> PROVIDED DATA:
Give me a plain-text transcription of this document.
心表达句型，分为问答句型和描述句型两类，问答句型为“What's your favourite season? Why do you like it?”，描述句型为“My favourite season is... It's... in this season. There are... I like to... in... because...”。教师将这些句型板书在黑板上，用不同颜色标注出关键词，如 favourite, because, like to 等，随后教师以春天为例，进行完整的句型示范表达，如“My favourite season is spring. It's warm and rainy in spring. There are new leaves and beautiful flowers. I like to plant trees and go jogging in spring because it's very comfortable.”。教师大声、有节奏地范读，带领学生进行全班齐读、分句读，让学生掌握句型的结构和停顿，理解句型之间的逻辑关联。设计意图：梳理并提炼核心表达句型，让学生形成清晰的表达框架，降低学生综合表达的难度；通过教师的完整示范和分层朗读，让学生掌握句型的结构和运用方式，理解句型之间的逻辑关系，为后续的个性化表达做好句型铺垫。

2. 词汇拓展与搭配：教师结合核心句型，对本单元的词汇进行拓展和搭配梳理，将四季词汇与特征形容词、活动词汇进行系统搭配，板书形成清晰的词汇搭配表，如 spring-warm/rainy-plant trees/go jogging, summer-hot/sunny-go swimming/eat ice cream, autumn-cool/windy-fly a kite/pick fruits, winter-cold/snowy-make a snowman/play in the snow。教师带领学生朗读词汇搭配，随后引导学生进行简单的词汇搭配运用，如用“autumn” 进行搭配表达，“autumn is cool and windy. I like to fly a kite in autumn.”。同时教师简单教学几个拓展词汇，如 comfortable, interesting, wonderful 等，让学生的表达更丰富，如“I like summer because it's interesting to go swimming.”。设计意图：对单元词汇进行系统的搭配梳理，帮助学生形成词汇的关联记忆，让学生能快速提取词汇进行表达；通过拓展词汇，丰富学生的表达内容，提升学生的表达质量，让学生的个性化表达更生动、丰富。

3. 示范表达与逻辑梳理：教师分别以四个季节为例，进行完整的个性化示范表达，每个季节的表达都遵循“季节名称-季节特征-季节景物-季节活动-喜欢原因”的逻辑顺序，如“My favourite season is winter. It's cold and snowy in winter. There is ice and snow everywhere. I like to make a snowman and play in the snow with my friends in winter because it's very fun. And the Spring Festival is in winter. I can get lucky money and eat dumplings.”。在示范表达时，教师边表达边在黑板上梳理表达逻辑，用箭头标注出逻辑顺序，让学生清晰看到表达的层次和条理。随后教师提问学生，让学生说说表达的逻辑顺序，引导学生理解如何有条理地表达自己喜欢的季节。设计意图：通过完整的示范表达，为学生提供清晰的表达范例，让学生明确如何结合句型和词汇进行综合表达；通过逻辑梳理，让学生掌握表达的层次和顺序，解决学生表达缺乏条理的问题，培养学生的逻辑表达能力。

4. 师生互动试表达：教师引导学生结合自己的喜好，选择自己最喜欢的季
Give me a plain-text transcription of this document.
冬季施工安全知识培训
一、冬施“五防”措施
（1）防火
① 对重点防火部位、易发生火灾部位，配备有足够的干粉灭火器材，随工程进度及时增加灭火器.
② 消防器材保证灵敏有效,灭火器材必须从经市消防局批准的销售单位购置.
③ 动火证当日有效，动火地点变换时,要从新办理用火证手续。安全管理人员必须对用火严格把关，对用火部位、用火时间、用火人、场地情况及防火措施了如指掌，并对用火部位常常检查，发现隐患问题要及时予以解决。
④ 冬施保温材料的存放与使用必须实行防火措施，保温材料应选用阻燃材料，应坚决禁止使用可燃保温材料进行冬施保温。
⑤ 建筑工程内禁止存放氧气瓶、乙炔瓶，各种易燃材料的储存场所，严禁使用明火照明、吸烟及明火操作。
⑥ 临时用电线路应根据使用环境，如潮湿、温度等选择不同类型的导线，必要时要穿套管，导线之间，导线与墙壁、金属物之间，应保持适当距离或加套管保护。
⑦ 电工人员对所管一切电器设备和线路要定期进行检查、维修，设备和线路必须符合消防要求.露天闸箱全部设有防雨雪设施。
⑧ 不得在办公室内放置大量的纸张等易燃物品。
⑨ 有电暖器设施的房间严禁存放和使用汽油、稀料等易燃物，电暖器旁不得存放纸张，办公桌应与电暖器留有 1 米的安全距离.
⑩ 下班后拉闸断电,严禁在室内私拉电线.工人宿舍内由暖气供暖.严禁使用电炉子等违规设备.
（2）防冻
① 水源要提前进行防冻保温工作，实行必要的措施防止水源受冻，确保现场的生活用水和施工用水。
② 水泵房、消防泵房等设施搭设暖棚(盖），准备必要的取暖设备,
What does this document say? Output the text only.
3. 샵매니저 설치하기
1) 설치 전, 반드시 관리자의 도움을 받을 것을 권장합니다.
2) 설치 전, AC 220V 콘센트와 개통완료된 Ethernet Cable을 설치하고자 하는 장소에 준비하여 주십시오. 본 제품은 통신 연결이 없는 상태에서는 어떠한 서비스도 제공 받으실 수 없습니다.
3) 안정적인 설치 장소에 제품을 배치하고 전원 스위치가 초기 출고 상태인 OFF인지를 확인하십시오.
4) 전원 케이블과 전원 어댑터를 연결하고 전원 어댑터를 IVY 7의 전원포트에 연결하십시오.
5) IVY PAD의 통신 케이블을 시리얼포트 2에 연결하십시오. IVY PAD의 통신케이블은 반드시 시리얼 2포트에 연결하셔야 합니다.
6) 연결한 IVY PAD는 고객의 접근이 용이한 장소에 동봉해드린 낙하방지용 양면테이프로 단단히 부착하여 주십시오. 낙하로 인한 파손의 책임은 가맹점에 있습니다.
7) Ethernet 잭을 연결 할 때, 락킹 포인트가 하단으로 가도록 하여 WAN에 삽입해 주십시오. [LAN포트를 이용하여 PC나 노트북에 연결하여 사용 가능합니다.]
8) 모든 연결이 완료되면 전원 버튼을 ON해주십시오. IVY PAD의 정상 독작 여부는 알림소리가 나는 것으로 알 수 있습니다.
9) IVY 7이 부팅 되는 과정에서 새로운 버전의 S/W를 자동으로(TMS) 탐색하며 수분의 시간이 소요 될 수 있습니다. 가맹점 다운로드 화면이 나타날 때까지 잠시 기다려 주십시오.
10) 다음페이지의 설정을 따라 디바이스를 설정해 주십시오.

> TASK DETAILS: Print the line containing "What does this" and every line after it to the end of the records above, exactly as written, and nothing else.

> THE REPLY:
What does this document say? Output the text only.
3. 샵매니저 설치하기
1) 설치 전, 반드시 관리자의 도움을 받을 것을 권장합니다.
2) 설치 전, AC 220V 콘센트와 개통완료된 Ethernet Cable을 설치하고자 하는 장소에 준비하여 주십시오. 본 제품은 통신 연결이 없는 상태에서는 어떠한 서비스도 제공 받으실 수 없습니다.
3) 안정적인 설치 장소에 제품을 배치하고 전원 스위치가 초기 출고 상태인 OFF인지를 확인하십시오.
4) 전원 케이블과 전원 어댑터를 연결하고 전원 어댑터를 IVY 7의 전원포트에 연결하십시오.
5) IVY PAD의 통신 케이블을 시리얼포트 2에 연결하십시오. IVY PAD의 통신케이블은 반드시 시리얼 2포트에 연결하셔야 합니다.
6) 연결한 IVY PAD는 고객의 접근이 용이한 장소에 동봉해드린 낙하방지용 양면테이프로 단단히 부착하여 주십시오. 낙하로 인한 파손의 책임은 가맹점에 있습니다.
7) Ethernet 잭을 연결 할 때, 락킹 포인트가 하단으로 가도록 하여 WAN에 삽입해 주십시오. [LAN포트를 이용하여 PC나 노트북에 연결하여 사용 가능합니다.]
8) 모든 연결이 완료되면 전원 버튼을 ON해주십시오. IVY PAD의 정상 독작 여부는 알림소리가 나는 것으로 알 수 있습니다.
9) IVY 7이 부팅 되는 과정에서 새로운 버전의 S/W를 자동으로(TMS) 탐색하며 수분의 시간이 소요 될 수 있습니다. 가맹점 다운로드 화면이 나타날 때까지 잠시 기다려 주십시오.
10) 다음페이지의 설정을 따라 디바이스를 설정해 주십시오.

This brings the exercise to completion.